------ Record list ------
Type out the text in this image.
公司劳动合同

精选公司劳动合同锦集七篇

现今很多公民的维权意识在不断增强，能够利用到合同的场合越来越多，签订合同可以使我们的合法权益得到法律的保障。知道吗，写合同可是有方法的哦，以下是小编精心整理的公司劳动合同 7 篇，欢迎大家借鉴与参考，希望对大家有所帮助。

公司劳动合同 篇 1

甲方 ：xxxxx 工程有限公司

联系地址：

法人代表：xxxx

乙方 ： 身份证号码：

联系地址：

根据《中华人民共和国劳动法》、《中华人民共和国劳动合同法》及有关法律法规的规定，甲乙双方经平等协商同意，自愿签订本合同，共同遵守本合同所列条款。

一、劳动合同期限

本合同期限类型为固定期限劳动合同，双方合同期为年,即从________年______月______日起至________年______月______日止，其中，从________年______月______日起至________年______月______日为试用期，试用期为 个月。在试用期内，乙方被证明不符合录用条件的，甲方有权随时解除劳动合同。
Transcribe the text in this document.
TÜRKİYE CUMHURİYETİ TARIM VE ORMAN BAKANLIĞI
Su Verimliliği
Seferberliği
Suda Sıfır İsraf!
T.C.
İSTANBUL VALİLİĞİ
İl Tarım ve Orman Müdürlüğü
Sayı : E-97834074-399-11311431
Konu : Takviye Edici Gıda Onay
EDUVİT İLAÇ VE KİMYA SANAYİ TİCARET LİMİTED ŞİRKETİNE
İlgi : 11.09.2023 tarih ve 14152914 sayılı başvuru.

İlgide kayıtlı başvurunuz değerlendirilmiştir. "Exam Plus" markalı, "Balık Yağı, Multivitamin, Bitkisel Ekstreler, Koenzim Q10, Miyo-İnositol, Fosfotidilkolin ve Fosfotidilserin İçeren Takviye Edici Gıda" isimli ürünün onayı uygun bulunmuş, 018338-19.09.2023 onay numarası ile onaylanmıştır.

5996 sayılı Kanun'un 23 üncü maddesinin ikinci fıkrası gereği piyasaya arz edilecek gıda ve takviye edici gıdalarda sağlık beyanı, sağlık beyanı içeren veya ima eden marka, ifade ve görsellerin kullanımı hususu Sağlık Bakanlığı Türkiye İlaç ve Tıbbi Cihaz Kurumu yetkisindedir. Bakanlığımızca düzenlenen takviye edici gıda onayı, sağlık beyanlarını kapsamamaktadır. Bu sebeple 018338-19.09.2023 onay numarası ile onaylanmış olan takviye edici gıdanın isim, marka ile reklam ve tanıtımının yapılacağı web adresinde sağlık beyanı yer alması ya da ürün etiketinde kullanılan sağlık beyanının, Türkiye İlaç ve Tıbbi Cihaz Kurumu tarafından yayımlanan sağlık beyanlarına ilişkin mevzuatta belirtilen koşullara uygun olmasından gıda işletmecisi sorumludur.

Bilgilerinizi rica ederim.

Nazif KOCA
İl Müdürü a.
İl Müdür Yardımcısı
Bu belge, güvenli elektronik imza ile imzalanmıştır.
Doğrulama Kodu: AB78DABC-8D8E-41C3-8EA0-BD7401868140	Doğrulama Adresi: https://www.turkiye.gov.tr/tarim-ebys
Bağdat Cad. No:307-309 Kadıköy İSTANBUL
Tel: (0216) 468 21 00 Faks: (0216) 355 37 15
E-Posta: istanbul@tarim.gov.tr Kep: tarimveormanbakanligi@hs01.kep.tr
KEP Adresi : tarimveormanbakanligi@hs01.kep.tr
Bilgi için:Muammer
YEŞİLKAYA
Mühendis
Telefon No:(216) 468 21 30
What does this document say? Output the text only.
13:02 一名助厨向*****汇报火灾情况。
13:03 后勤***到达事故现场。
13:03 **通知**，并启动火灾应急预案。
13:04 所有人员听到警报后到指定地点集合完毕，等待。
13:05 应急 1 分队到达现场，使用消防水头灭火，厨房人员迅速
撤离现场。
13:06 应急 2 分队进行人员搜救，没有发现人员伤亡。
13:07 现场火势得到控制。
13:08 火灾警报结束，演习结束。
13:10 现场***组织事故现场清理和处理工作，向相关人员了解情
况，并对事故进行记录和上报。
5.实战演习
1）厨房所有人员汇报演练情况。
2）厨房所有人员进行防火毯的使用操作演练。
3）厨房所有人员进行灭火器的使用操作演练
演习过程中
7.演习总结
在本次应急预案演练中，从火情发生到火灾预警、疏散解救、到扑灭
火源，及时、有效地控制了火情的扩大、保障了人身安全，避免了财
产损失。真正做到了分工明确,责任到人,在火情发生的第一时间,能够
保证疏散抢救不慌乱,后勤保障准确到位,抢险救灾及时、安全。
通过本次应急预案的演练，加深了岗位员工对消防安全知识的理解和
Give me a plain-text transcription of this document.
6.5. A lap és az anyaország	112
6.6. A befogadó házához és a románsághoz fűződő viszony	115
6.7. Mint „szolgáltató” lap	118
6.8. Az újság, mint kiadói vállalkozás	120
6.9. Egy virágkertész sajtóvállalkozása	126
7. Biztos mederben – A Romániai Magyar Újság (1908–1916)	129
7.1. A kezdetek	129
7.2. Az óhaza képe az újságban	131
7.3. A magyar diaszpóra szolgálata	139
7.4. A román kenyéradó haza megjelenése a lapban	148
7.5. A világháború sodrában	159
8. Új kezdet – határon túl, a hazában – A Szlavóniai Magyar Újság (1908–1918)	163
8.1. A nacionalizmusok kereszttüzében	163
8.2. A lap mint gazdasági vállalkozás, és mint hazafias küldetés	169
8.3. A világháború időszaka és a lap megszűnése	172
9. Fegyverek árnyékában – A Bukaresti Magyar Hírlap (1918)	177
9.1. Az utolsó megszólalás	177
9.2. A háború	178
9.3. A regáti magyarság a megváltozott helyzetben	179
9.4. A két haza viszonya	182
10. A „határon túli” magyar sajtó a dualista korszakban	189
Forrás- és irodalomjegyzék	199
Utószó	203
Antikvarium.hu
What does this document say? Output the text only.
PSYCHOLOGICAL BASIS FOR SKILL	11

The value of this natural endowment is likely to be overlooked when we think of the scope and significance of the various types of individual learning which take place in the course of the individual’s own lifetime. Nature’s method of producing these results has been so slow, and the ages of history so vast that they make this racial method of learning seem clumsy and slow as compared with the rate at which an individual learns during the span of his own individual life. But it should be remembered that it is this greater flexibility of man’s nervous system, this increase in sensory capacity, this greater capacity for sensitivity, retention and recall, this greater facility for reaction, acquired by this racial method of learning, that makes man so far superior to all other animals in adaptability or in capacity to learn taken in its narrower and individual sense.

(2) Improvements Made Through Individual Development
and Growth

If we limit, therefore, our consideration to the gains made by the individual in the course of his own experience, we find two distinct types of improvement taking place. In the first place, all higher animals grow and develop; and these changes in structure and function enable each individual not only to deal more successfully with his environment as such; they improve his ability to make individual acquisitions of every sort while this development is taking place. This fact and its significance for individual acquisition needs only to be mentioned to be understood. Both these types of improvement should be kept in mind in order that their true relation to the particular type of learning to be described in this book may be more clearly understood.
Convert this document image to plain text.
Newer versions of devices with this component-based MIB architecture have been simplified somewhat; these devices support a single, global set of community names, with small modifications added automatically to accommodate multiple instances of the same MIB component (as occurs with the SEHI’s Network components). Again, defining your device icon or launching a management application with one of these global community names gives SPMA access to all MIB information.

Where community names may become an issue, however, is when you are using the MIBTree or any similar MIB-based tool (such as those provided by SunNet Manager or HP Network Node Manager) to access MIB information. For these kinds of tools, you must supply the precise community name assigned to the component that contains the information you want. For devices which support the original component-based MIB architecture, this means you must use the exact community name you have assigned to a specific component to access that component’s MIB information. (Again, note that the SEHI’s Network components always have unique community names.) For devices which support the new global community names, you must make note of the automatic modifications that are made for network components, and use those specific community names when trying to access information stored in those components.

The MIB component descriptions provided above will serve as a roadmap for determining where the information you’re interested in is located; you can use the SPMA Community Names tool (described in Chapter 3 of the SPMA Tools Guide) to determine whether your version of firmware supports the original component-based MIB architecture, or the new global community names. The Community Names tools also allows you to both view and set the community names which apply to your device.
------
Track down the lines that include the word "image" and copy them.

Task solution:
Type out the text in this image.
Convert this document image to plain text.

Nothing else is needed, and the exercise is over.